** START DATASET CONTENT **
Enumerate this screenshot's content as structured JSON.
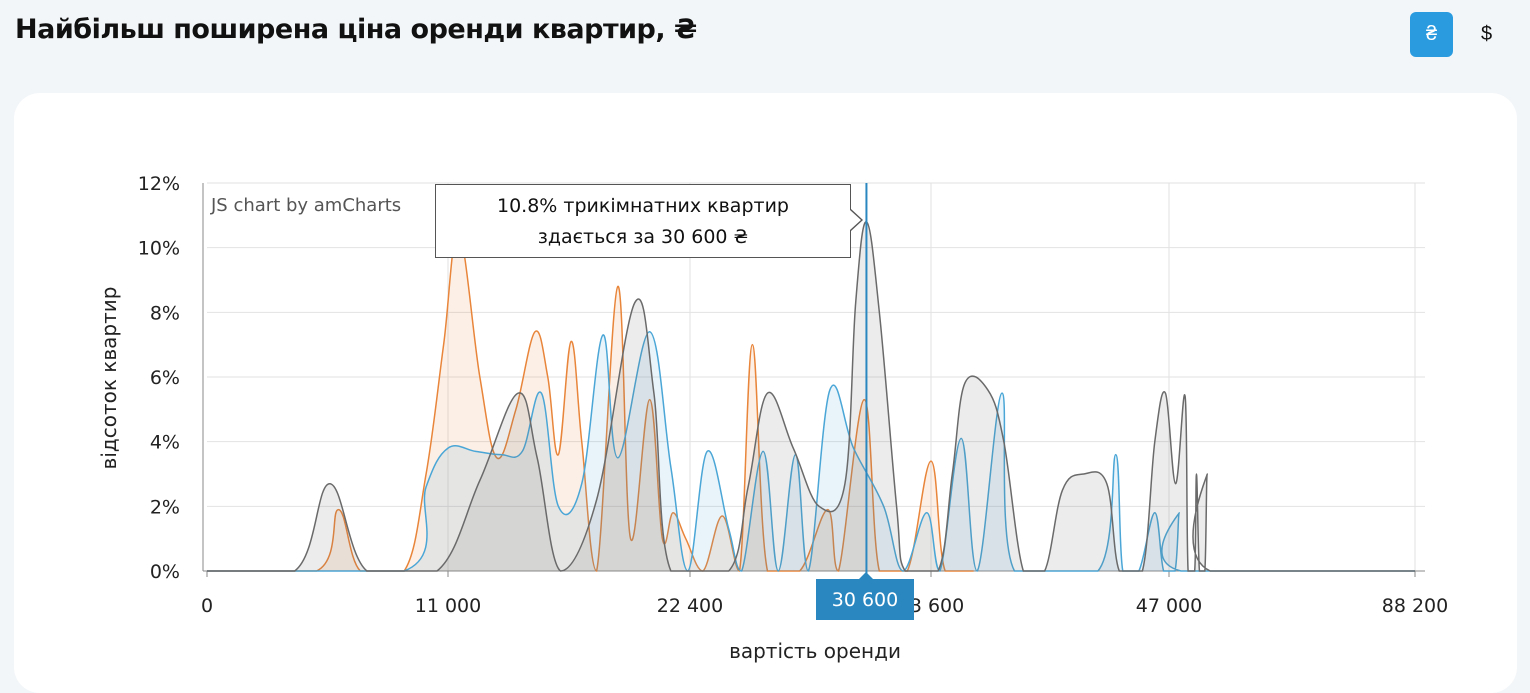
{
  "header": {
    "title": "Найбільш поширена ціна оренди квартир, ₴",
    "currency_uah": "₴",
    "currency_usd": "$"
  },
  "chart_data": {
    "type": "area",
    "xlabel": "вартість оренди",
    "ylabel": "відсоток квартир",
    "y_ticks": [
      "0%",
      "2%",
      "4%",
      "6%",
      "8%",
      "10%",
      "12%"
    ],
    "ylim": [
      0,
      12
    ],
    "x_ticks": [
      "0",
      "11 000",
      "22 400",
      "33 600",
      "47 000",
      "88 200"
    ],
    "credit": "JS chart by amCharts",
    "grid": true,
    "colors": {
      "one_room": "#e8853a",
      "two_room": "#4aa6d6",
      "three_room": "#6a6a6a"
    },
    "series": [
      {
        "color": "#e8853a",
        "points": [
          [
            0,
            0
          ],
          [
            5000,
            0
          ],
          [
            6000,
            1.9
          ],
          [
            7000,
            0
          ],
          [
            9000,
            0
          ],
          [
            10000,
            3
          ],
          [
            10800,
            7
          ],
          [
            11500,
            10.5
          ],
          [
            12500,
            6
          ],
          [
            13300,
            3.5
          ],
          [
            14200,
            5
          ],
          [
            15100,
            7.4
          ],
          [
            15700,
            6
          ],
          [
            16200,
            3.6
          ],
          [
            16800,
            7.1
          ],
          [
            17300,
            4
          ],
          [
            18000,
            0
          ],
          [
            19000,
            8.8
          ],
          [
            19600,
            1
          ],
          [
            20500,
            5.3
          ],
          [
            21100,
            1
          ],
          [
            21600,
            1.8
          ],
          [
            22200,
            1
          ],
          [
            23000,
            0
          ],
          [
            23900,
            1.7
          ],
          [
            24700,
            0
          ],
          [
            25300,
            7
          ],
          [
            26000,
            0
          ],
          [
            27500,
            0
          ],
          [
            28800,
            1.9
          ],
          [
            29300,
            0
          ],
          [
            30500,
            5.3
          ],
          [
            31200,
            0
          ],
          [
            32500,
            0
          ],
          [
            33600,
            3.4
          ],
          [
            34400,
            0
          ],
          [
            36000,
            0
          ]
        ]
      },
      {
        "color": "#4aa6d6",
        "points": [
          [
            0,
            0
          ],
          [
            9000,
            0
          ],
          [
            10000,
            2.6
          ],
          [
            11000,
            3.8
          ],
          [
            12300,
            3.7
          ],
          [
            13500,
            3.6
          ],
          [
            14500,
            3.7
          ],
          [
            15400,
            5.5
          ],
          [
            16200,
            2
          ],
          [
            17300,
            2.7
          ],
          [
            18300,
            7.3
          ],
          [
            19000,
            3.5
          ],
          [
            20500,
            7.4
          ],
          [
            21500,
            3.2
          ],
          [
            22300,
            0
          ],
          [
            23200,
            3.7
          ],
          [
            24200,
            1.3
          ],
          [
            24800,
            0
          ],
          [
            25800,
            3.7
          ],
          [
            26500,
            0
          ],
          [
            27300,
            3.6
          ],
          [
            27900,
            0
          ],
          [
            28900,
            5.6
          ],
          [
            30000,
            3.8
          ],
          [
            31400,
            2
          ],
          [
            32300,
            0
          ],
          [
            33400,
            1.8
          ],
          [
            34100,
            0
          ],
          [
            35300,
            4.1
          ],
          [
            36200,
            0
          ],
          [
            37600,
            5.5
          ],
          [
            38300,
            0
          ],
          [
            43000,
            0
          ],
          [
            44000,
            3.6
          ],
          [
            44400,
            0
          ],
          [
            45300,
            0
          ],
          [
            46200,
            1.8
          ],
          [
            46700,
            0
          ],
          [
            48000,
            0
          ],
          [
            48700,
            1.8
          ],
          [
            49000,
            0
          ],
          [
            88200,
            0
          ]
        ]
      },
      {
        "color": "#6a6a6a",
        "points": [
          [
            0,
            0
          ],
          [
            4000,
            0
          ],
          [
            5600,
            2.7
          ],
          [
            7300,
            0
          ],
          [
            10500,
            0
          ],
          [
            12500,
            2.8
          ],
          [
            14300,
            5.5
          ],
          [
            15200,
            3.5
          ],
          [
            16300,
            0
          ],
          [
            18000,
            2.2
          ],
          [
            19800,
            8.3
          ],
          [
            20700,
            5.5
          ],
          [
            21500,
            0
          ],
          [
            24200,
            0
          ],
          [
            25100,
            2.6
          ],
          [
            26000,
            5.5
          ],
          [
            27200,
            3.8
          ],
          [
            28400,
            2
          ],
          [
            29600,
            2.7
          ],
          [
            30100,
            8.3
          ],
          [
            30600,
            10.8
          ],
          [
            31200,
            8
          ],
          [
            32000,
            2
          ],
          [
            32400,
            0
          ],
          [
            34000,
            0
          ],
          [
            34800,
            3
          ],
          [
            35500,
            5.8
          ],
          [
            36800,
            5.6
          ],
          [
            37700,
            4
          ],
          [
            38800,
            0
          ],
          [
            40000,
            0
          ],
          [
            41000,
            2.5
          ],
          [
            42200,
            3
          ],
          [
            43500,
            2.7
          ],
          [
            44200,
            0
          ],
          [
            45500,
            0
          ],
          [
            46200,
            4
          ],
          [
            46800,
            5.5
          ],
          [
            48100,
            2.7
          ],
          [
            49700,
            5.4
          ],
          [
            50200,
            0
          ],
          [
            51300,
            0
          ],
          [
            51600,
            3
          ],
          [
            52100,
            0
          ],
          [
            53000,
            0
          ],
          [
            53400,
            3
          ],
          [
            53900,
            0
          ],
          [
            88200,
            0
          ]
        ]
      }
    ],
    "cursor": {
      "x": 30600,
      "x_label": "30 600",
      "tooltip_line1": "10.8% трикімнатних квартир",
      "tooltip_line2": "здається за 30 600 ₴"
    }
  }
}
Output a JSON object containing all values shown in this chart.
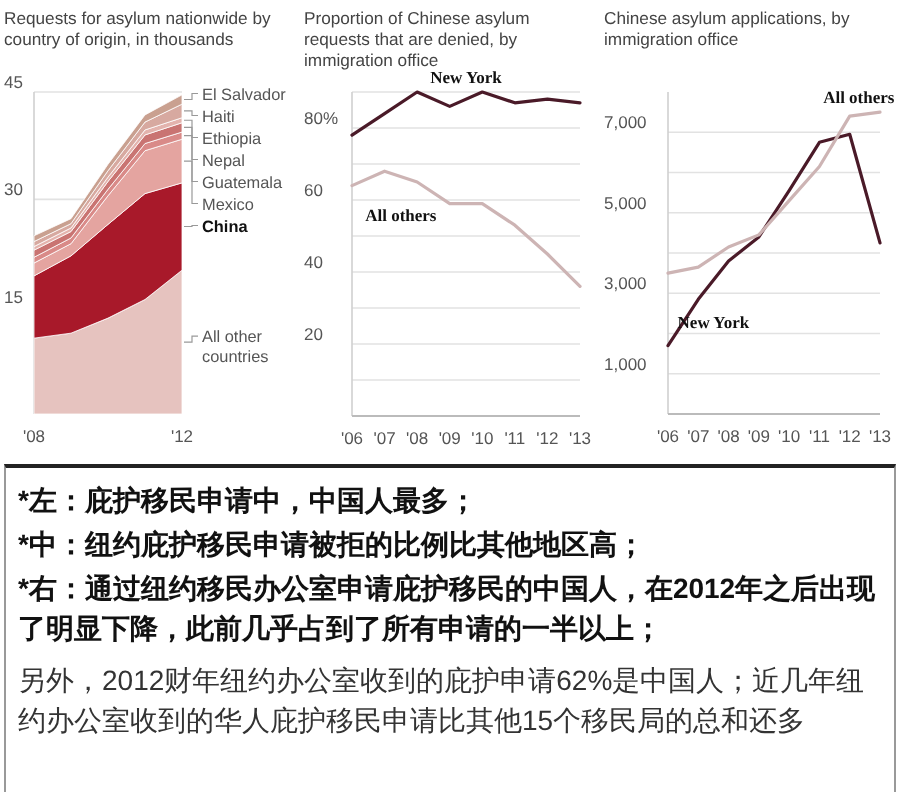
** END DATASET CONTENT **
Retype all entries exactly as they appear, dropping the images.

Enumerate this screenshot's content as structured JSON.
{
  "header": {
    "title": "Найбільш поширена ціна оренди квартир, ₴",
    "currency_uah": "₴",
    "currency_usd": "$"
  },
  "chart_data": {
    "type": "area",
    "xlabel": "вартість оренди",
    "ylabel": "відсоток квартир",
    "y_ticks": [
      "0%",
      "2%",
      "4%",
      "6%",
      "8%",
      "10%",
      "12%"
    ],
    "ylim": [
      0,
      12
    ],
    "x_ticks": [
      "0",
      "11 000",
      "22 400",
      "33 600",
      "47 000",
      "88 200"
    ],
    "credit": "JS chart by amCharts",
    "grid": true,
    "colors": {
      "one_room": "#e8853a",
      "two_room": "#4aa6d6",
      "three_room": "#6a6a6a"
    },
    "series": [
      {
        "color": "#e8853a",
        "points": [
          [
            0,
            0
          ],
          [
            5000,
            0
          ],
          [
            6000,
            1.9
          ],
          [
            7000,
            0
          ],
          [
            9000,
            0
          ],
          [
            10000,
            3
          ],
          [
            10800,
            7
          ],
          [
            11500,
            10.5
          ],
          [
            12500,
            6
          ],
          [
            13300,
            3.5
          ],
          [
            14200,
            5
          ],
          [
            15100,
            7.4
          ],
          [
            15700,
            6
          ],
          [
            16200,
            3.6
          ],
          [
            16800,
            7.1
          ],
          [
            17300,
            4
          ],
          [
            18000,
            0
          ],
          [
            19000,
            8.8
          ],
          [
            19600,
            1
          ],
          [
            20500,
            5.3
          ],
          [
            21100,
            1
          ],
          [
            21600,
            1.8
          ],
          [
            22200,
            1
          ],
          [
            23000,
            0
          ],
          [
            23900,
            1.7
          ],
          [
            24700,
            0
          ],
          [
            25300,
            7
          ],
          [
            26000,
            0
          ],
          [
            27500,
            0
          ],
          [
            28800,
            1.9
          ],
          [
            29300,
            0
          ],
          [
            30500,
            5.3
          ],
          [
            31200,
            0
          ],
          [
            32500,
            0
          ],
          [
            33600,
            3.4
          ],
          [
            34400,
            0
          ],
          [
            36000,
            0
          ]
        ]
      },
      {
        "color": "#4aa6d6",
        "points": [
          [
            0,
            0
          ],
          [
            9000,
            0
          ],
          [
            10000,
            2.6
          ],
          [
            11000,
            3.8
          ],
          [
            12300,
            3.7
          ],
          [
            13500,
            3.6
          ],
          [
            14500,
            3.7
          ],
          [
            15400,
            5.5
          ],
          [
            16200,
            2
          ],
          [
            17300,
            2.7
          ],
          [
            18300,
            7.3
          ],
          [
            19000,
            3.5
          ],
          [
            20500,
            7.4
          ],
          [
            21500,
            3.2
          ],
          [
            22300,
            0
          ],
          [
            23200,
            3.7
          ],
          [
            24200,
            1.3
          ],
          [
            24800,
            0
          ],
          [
            25800,
            3.7
          ],
          [
            26500,
            0
          ],
          [
            27300,
            3.6
          ],
          [
            27900,
            0
          ],
          [
            28900,
            5.6
          ],
          [
            30000,
            3.8
          ],
          [
            31400,
            2
          ],
          [
            32300,
            0
          ],
          [
            33400,
            1.8
          ],
          [
            34100,
            0
          ],
          [
            35300,
            4.1
          ],
          [
            36200,
            0
          ],
          [
            37600,
            5.5
          ],
          [
            38300,
            0
          ],
          [
            43000,
            0
          ],
          [
            44000,
            3.6
          ],
          [
            44400,
            0
          ],
          [
            45300,
            0
          ],
          [
            46200,
            1.8
          ],
          [
            46700,
            0
          ],
          [
            48000,
            0
          ],
          [
            48700,
            1.8
          ],
          [
            49000,
            0
          ],
          [
            88200,
            0
          ]
        ]
      },
      {
        "color": "#6a6a6a",
        "points": [
          [
            0,
            0
          ],
          [
            4000,
            0
          ],
          [
            5600,
            2.7
          ],
          [
            7300,
            0
          ],
          [
            10500,
            0
          ],
          [
            12500,
            2.8
          ],
          [
            14300,
            5.5
          ],
          [
            15200,
            3.5
          ],
          [
            16300,
            0
          ],
          [
            18000,
            2.2
          ],
          [
            19800,
            8.3
          ],
          [
            20700,
            5.5
          ],
          [
            21500,
            0
          ],
          [
            24200,
            0
          ],
          [
            25100,
            2.6
          ],
          [
            26000,
            5.5
          ],
          [
            27200,
            3.8
          ],
          [
            28400,
            2
          ],
          [
            29600,
            2.7
          ],
          [
            30100,
            8.3
          ],
          [
            30600,
            10.8
          ],
          [
            31200,
            8
          ],
          [
            32000,
            2
          ],
          [
            32400,
            0
          ],
          [
            34000,
            0
          ],
          [
            34800,
            3
          ],
          [
            35500,
            5.8
          ],
          [
            36800,
            5.6
          ],
          [
            37700,
            4
          ],
          [
            38800,
            0
          ],
          [
            40000,
            0
          ],
          [
            41000,
            2.5
          ],
          [
            42200,
            3
          ],
          [
            43500,
            2.7
          ],
          [
            44200,
            0
          ],
          [
            45500,
            0
          ],
          [
            46200,
            4
          ],
          [
            46800,
            5.5
          ],
          [
            48100,
            2.7
          ],
          [
            49700,
            5.4
          ],
          [
            50200,
            0
          ],
          [
            51300,
            0
          ],
          [
            51600,
            3
          ],
          [
            52100,
            0
          ],
          [
            53000,
            0
          ],
          [
            53400,
            3
          ],
          [
            53900,
            0
          ],
          [
            88200,
            0
          ]
        ]
      }
    ],
    "cursor": {
      "x": 30600,
      "x_label": "30 600",
      "tooltip_line1": "10.8% трикімнатних квартир",
      "tooltip_line2": "здається за 30 600 ₴"
    }
  }
}
Output a JSON object containing all values shown in this chart.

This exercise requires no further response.